(PROBLEM TO SOLVE)
Gather all lines in the records below that include the word "didn".

┌─ DATASET ENTRIES

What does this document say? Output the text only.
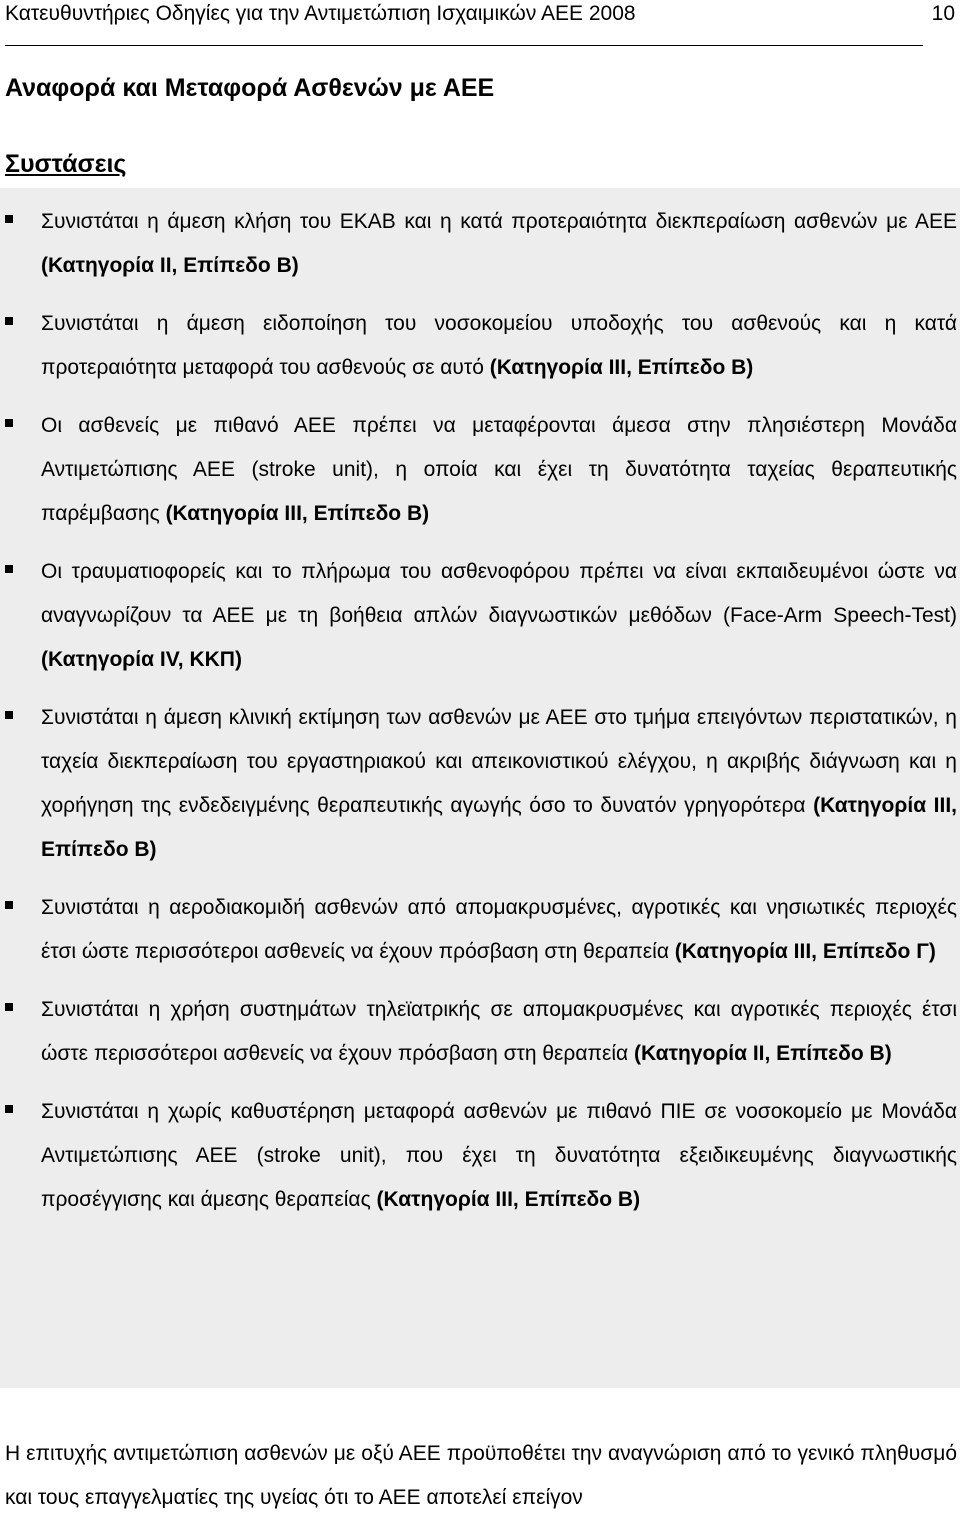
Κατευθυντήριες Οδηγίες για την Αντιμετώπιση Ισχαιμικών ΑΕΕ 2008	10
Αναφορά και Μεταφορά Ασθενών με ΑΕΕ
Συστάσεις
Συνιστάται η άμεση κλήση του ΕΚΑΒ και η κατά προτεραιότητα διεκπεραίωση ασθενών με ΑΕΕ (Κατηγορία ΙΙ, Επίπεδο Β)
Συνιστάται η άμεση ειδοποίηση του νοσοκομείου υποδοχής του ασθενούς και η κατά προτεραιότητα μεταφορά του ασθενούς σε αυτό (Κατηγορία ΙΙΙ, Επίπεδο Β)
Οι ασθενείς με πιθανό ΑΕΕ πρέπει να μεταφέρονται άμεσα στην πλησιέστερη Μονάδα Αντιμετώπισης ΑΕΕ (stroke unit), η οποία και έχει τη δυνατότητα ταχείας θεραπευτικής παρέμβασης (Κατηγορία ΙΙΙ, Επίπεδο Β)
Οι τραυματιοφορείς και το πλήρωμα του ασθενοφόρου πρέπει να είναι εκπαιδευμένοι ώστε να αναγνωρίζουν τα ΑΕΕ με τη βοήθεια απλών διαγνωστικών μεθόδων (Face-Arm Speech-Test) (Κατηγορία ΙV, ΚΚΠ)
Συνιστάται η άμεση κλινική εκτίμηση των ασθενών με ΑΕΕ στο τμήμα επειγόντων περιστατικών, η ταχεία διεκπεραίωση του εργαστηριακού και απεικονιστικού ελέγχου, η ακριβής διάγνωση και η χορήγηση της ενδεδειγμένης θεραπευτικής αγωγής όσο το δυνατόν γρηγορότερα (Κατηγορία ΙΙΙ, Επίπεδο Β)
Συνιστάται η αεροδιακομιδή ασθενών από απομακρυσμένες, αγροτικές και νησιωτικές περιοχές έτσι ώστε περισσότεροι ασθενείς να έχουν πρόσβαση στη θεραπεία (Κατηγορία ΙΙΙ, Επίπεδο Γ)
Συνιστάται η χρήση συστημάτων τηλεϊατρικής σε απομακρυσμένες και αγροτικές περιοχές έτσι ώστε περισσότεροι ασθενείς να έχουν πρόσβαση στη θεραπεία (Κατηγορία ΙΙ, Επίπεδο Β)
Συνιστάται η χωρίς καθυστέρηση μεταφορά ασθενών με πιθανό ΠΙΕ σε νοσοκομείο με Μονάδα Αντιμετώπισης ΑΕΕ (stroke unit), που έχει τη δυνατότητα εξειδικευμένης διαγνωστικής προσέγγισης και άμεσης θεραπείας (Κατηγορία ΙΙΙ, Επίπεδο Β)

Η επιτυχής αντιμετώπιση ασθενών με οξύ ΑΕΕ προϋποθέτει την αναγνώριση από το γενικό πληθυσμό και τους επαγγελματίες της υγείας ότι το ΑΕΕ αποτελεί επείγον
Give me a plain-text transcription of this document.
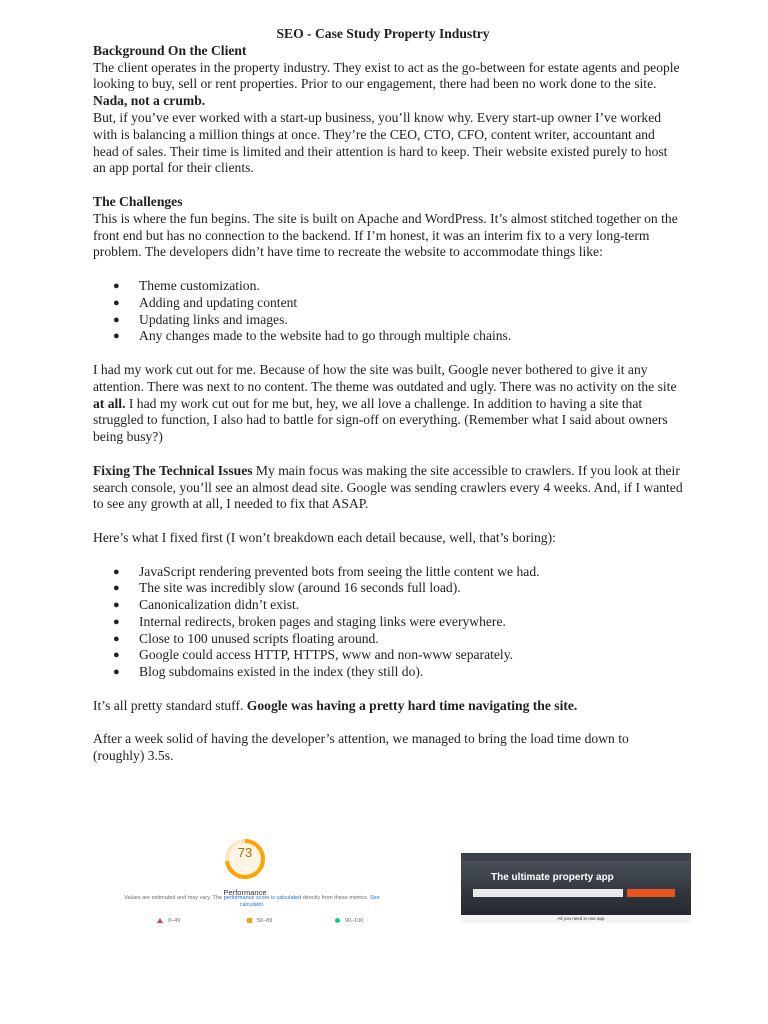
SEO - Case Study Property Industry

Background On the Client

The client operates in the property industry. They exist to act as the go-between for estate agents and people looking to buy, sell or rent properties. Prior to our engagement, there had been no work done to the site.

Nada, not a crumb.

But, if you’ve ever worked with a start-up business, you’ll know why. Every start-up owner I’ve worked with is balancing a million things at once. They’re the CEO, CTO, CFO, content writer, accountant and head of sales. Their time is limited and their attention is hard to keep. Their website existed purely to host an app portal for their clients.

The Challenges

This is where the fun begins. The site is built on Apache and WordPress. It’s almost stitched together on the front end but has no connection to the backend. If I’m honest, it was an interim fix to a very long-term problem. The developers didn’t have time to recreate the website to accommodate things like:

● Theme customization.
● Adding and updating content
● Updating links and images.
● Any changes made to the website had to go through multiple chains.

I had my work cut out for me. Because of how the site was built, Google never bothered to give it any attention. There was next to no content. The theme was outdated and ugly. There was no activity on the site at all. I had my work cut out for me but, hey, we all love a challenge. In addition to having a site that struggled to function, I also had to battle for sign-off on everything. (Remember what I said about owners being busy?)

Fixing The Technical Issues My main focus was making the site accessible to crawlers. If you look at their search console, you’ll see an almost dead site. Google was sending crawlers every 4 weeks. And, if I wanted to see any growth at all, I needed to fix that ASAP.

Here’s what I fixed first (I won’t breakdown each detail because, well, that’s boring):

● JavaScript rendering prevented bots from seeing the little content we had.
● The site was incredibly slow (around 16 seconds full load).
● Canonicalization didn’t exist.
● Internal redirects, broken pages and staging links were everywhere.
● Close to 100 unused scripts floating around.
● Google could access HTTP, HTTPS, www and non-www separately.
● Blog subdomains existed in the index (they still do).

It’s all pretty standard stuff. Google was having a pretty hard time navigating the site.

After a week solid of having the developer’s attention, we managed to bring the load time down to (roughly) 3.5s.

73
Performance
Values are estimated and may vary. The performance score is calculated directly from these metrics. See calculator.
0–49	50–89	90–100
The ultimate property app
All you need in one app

└─

(OUTPUT OF THE EXERCISE)
This is where the fun begins. The site is built on Apache and WordPress. It’s almost stitched together on the front end but has no connection to the backend. If I’m honest, it was an interim fix to a very long-term problem. The developers didn’t have time to recreate the website to accommodate things like:
● Canonicalization didn’t exist.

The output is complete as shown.